#### Challenge:
Below are the records; pull every line that includes "Coordinate".

#### Stored records:
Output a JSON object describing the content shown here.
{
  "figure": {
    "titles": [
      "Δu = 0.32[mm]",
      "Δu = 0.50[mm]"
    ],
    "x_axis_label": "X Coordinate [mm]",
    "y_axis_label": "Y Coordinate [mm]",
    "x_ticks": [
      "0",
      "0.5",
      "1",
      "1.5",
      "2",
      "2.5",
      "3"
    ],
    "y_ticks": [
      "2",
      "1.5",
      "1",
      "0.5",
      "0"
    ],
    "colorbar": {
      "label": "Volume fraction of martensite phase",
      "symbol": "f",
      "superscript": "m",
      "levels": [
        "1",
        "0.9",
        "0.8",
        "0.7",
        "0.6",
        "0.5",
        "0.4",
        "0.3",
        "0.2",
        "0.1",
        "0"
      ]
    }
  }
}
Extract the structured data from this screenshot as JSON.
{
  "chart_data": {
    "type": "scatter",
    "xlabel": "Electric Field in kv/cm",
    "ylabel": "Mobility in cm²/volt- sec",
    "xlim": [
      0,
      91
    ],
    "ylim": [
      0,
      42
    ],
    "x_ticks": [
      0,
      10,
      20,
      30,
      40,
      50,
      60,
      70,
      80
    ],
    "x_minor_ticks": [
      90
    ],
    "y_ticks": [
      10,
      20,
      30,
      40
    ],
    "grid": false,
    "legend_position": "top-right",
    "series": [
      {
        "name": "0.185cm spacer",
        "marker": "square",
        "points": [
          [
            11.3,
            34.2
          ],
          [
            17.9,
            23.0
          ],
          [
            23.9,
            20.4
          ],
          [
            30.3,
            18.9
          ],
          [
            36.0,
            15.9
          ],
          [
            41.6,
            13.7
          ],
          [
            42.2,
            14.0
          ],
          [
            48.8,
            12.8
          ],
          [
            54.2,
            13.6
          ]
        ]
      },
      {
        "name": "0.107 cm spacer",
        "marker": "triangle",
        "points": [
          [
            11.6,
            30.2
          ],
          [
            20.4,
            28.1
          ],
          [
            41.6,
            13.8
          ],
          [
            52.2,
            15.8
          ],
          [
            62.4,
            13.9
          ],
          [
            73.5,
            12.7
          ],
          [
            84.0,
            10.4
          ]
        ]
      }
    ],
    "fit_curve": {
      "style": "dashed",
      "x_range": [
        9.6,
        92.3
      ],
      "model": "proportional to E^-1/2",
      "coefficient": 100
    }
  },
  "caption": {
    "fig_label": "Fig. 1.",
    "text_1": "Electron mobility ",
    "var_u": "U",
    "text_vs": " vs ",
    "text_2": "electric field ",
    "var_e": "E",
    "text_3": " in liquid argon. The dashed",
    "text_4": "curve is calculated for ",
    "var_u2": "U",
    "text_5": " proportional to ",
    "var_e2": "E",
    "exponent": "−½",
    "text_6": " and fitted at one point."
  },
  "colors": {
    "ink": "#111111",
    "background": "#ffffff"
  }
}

#### Completed task:
    "x_axis_label": "X Coordinate [mm]",
    "y_axis_label": "Y Coordinate [mm]",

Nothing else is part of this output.